* _Exercise task_
Read through the records below and copy each line that uses the word "relative".

* _Supplied information_

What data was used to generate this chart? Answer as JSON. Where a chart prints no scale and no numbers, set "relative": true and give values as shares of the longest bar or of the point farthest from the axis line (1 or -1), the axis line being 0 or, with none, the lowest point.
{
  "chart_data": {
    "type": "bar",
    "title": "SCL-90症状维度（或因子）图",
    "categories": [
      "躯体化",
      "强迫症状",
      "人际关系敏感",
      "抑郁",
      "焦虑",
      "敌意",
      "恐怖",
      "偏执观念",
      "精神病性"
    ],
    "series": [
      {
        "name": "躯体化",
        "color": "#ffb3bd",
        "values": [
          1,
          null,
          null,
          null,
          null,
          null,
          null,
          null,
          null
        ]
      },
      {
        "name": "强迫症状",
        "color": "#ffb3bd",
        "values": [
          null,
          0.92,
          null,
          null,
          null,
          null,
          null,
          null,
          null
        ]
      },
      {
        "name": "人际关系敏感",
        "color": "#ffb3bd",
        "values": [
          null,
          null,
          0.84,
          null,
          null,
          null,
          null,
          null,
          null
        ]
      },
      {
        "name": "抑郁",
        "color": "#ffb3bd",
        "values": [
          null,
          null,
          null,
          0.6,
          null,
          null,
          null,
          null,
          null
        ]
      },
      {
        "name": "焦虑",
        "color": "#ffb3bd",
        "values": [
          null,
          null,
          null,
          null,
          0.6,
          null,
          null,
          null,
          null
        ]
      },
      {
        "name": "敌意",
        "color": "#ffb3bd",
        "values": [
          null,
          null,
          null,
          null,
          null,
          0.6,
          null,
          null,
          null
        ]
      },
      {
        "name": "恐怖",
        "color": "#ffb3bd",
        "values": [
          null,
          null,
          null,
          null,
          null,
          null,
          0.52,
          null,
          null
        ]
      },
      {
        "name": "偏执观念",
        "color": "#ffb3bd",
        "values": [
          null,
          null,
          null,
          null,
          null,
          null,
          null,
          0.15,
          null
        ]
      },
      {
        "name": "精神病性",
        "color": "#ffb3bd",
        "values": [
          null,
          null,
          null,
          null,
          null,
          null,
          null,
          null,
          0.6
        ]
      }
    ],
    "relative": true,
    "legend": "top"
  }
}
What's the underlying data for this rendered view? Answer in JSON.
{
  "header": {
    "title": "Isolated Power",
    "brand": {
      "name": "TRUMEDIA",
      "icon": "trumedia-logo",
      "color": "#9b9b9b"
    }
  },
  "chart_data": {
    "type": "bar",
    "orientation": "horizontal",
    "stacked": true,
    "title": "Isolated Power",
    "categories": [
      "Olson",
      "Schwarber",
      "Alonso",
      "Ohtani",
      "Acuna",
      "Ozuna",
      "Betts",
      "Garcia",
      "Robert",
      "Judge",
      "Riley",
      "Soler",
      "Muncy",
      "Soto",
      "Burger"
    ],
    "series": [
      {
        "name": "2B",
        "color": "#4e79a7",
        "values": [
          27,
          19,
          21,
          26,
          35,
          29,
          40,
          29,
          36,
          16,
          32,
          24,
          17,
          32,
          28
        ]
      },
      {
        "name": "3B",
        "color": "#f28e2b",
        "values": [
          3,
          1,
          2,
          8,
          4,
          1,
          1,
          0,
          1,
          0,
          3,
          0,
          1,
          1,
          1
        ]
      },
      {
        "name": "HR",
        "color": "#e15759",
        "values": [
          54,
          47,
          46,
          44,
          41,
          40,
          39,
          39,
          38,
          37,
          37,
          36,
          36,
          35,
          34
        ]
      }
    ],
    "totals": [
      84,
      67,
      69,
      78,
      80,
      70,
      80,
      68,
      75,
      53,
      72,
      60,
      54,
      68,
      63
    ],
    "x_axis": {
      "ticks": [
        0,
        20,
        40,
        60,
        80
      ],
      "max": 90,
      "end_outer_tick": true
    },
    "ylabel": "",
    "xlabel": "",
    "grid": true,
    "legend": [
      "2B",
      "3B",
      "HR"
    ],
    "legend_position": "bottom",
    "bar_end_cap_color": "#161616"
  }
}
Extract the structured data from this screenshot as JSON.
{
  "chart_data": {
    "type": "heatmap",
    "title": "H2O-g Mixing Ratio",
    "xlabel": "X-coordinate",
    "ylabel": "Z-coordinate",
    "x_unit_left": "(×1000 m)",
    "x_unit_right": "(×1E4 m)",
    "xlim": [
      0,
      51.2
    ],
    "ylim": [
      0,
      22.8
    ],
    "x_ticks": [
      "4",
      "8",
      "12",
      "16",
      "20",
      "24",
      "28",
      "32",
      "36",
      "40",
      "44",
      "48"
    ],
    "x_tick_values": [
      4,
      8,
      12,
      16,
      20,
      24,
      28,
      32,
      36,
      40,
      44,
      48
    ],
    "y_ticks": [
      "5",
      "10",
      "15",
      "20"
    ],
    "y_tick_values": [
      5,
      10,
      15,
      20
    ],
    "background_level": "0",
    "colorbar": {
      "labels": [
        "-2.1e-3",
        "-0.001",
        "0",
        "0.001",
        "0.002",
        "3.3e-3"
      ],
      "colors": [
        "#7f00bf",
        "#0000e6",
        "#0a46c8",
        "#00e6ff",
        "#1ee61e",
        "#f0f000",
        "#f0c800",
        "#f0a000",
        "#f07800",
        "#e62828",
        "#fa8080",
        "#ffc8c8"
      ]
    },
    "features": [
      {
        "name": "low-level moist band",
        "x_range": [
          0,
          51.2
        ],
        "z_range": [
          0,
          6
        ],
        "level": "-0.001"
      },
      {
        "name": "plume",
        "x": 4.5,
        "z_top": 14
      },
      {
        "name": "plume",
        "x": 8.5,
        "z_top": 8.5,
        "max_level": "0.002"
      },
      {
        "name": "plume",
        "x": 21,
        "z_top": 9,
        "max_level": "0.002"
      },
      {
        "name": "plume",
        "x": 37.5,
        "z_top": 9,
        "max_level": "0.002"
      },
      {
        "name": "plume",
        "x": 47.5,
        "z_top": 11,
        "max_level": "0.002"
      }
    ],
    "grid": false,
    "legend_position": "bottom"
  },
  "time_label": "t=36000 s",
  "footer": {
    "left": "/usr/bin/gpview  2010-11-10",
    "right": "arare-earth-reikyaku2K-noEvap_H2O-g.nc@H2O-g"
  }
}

* _Complete response_
What data was used to generate this chart? Answer as JSON. Where a chart prints no scale and no numbers, set "relative": true and give values as shares of the longest bar or of the point farthest from the axis line (1 or -1), the axis line being 0 or, with none, the lowest point.
    "relative": true,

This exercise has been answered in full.